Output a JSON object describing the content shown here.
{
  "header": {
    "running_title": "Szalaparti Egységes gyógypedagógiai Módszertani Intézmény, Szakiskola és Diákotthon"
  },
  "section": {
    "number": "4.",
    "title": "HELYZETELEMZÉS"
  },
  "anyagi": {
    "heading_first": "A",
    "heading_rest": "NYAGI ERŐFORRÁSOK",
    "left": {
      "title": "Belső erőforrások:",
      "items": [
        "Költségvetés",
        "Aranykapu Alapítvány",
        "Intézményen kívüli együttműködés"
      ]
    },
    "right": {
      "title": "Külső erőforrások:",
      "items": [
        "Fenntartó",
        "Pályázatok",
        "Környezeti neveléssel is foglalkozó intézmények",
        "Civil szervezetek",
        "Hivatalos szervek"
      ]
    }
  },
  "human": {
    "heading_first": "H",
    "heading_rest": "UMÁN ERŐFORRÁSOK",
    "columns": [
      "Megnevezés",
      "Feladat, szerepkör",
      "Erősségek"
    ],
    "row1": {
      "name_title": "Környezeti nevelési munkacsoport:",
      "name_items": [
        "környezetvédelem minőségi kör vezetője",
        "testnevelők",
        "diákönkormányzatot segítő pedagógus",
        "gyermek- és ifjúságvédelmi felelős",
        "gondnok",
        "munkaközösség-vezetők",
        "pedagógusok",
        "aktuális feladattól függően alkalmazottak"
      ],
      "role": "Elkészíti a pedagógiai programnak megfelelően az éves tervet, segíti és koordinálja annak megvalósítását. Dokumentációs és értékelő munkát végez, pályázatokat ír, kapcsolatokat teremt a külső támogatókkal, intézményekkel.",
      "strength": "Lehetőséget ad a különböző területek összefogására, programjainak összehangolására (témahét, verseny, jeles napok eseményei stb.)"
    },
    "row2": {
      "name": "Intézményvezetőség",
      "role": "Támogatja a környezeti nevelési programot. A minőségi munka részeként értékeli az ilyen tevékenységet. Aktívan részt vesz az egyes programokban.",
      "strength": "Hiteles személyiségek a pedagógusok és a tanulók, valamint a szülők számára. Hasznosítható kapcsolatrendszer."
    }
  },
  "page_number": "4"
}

═══

**Goal**
Reproduce the material precisely, including every line.

**Exercise output**
Output a JSON object describing the content shown here.
{
  "header": {
    "running_title": "Szalaparti Egységes gyógypedagógiai Módszertani Intézmény, Szakiskola és Diákotthon"
  },
  "section": {
    "number": "4.",
    "title": "HELYZETELEMZÉS"
  },
  "anyagi": {
    "heading_first": "A",
    "heading_rest": "NYAGI ERŐFORRÁSOK",
    "left": {
      "title": "Belső erőforrások:",
      "items": [
        "Költségvetés",
        "Aranykapu Alapítvány",
        "Intézményen kívüli együttműködés"
      ]
    },
    "right": {
      "title": "Külső erőforrások:",
      "items": [
        "Fenntartó",
        "Pályázatok",
        "Környezeti neveléssel is foglalkozó intézmények",
        "Civil szervezetek",
        "Hivatalos szervek"
      ]
    }
  },
  "human": {
    "heading_first": "H",
    "heading_rest": "UMÁN ERŐFORRÁSOK",
    "columns": [
      "Megnevezés",
      "Feladat, szerepkör",
      "Erősségek"
    ],
    "row1": {
      "name_title": "Környezeti nevelési munkacsoport:",
      "name_items": [
        "környezetvédelem minőségi kör vezetője",
        "testnevelők",
        "diákönkormányzatot segítő pedagógus",
        "gyermek- és ifjúságvédelmi felelős",
        "gondnok",
        "munkaközösség-vezetők",
        "pedagógusok",
        "aktuális feladattól függően alkalmazottak"
      ],
      "role": "Elkészíti a pedagógiai programnak megfelelően az éves tervet, segíti és koordinálja annak megvalósítását. Dokumentációs és értékelő munkát végez, pályázatokat ír, kapcsolatokat teremt a külső támogatókkal, intézményekkel.",
      "strength": "Lehetőséget ad a különböző területek összefogására, programjainak összehangolására (témahét, verseny, jeles napok eseményei stb.)"
    },
    "row2": {
      "name": "Intézményvezetőség",
      "role": "Támogatja a környezeti nevelési programot. A minőségi munka részeként értékeli az ilyen tevékenységet. Aktívan részt vesz az egyes programokban.",
      "strength": "Hiteles személyiségek a pedagógusok és a tanulók, valamint a szülők számára. Hasznosítható kapcsolatrendszer."
    }
  },
  "page_number": "4"
}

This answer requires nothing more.